Stated exercise - In the data below, find every line with the string "начиная" and pull it out.
——
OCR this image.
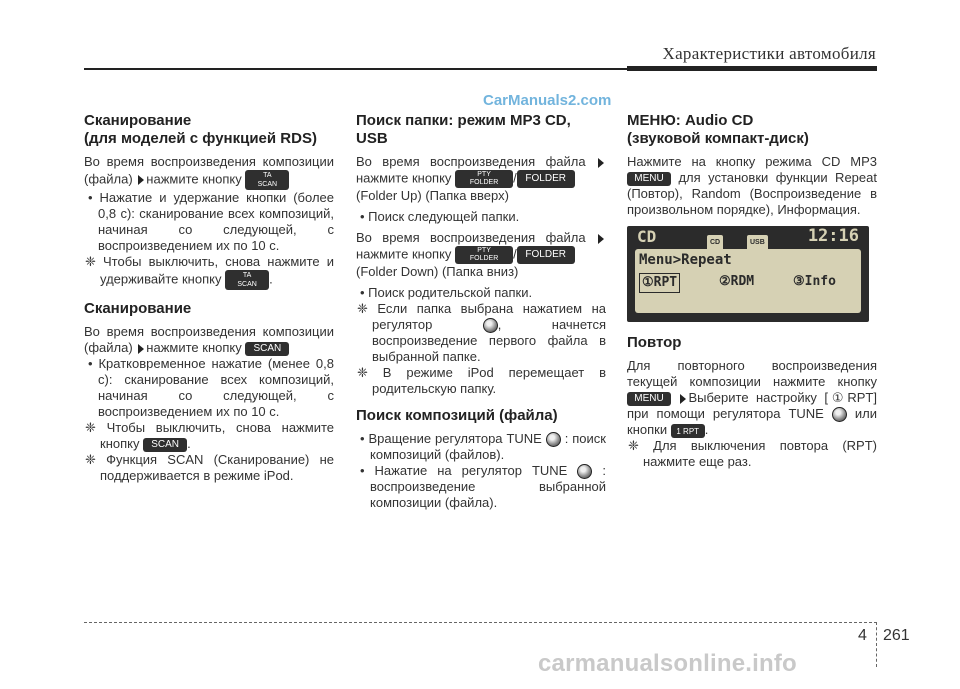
Характеристики автомобиля
CarManuals2.com
Сканирование
(для моделей с функцией RDS)

Во время воспроизведения композиции (файла) нажмите кнопку	TA
SCAN

• Нажатие и удержание кнопки (более 0,8 с): сканирование всех композиций, начиная со следующей, с воспроизведением их по 10 с.

❈ Чтобы выключить, снова нажмите и удерживайте кнопку	TA
SCAN .

Сканирование

Во время воспроизведения композиции (файла) нажмите кнопку SCAN

• Кратковременное нажатие (менее 0,8 с): сканирование всех композиций, начиная со следующей, с воспроизведением их по 10 с.

❈ Чтобы выключить, снова нажмите кнопку SCAN .

❈ Функция SCAN (Сканирование) не поддерживается в режиме iPod.

Поиск папки: режим MP3 CD,
USB

Во время воспроизведения файла  нажмите кнопку	PTY
FOLDER / FOLDER
(Folder Up) (Папка вверх)

• Поиск следующей папки.

Во время воспроизведения файла  нажмите кнопку	PTY
FOLDER / FOLDER
(Folder Down) (Папка вниз)

• Поиск родительской папки.

❈ Если папка выбрана нажатием на регулятор	, начнется воспроизведение первого файла в выбранной папке.

❈ В режиме iPod перемещает в родительскую папку.

Поиск композиций (файла)

• Вращение регулятора TUNE : поиск композиций (файлов).

• Нажатие на регулятор TUNE	: воспроизведение выбранной композиции (файла).

МЕНЮ: Audio CD
(звуковой компакт-диск)

Нажмите на кнопку режима CD MP3 MENU для установки функции Repeat (Повтор), Random (Воспроизведение в произвольном порядке), Информация.

CD	CD	USB	12:16
Menu>Repeat
①RPT	②RDM	③Info
Повтор

Для повторного воспроизведения текущей композиции нажмите кнопку MENU Выберите настройку [①RPT] при помощи регулятора TUNE или кнопки 1 RPT .

❈ Для выключения повтора (RPT) нажмите еще раз.

4 261
carmanualsonline.info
——
Exercise answer -
• Нажатие и удержание кнопки (более 0,8 с): сканирование всех композиций, начиная со следующей, с воспроизведением их по 10 с.
• Кратковременное нажатие (менее 0,8 с): сканирование всех композиций, начиная со следующей, с воспроизведением их по 10 с.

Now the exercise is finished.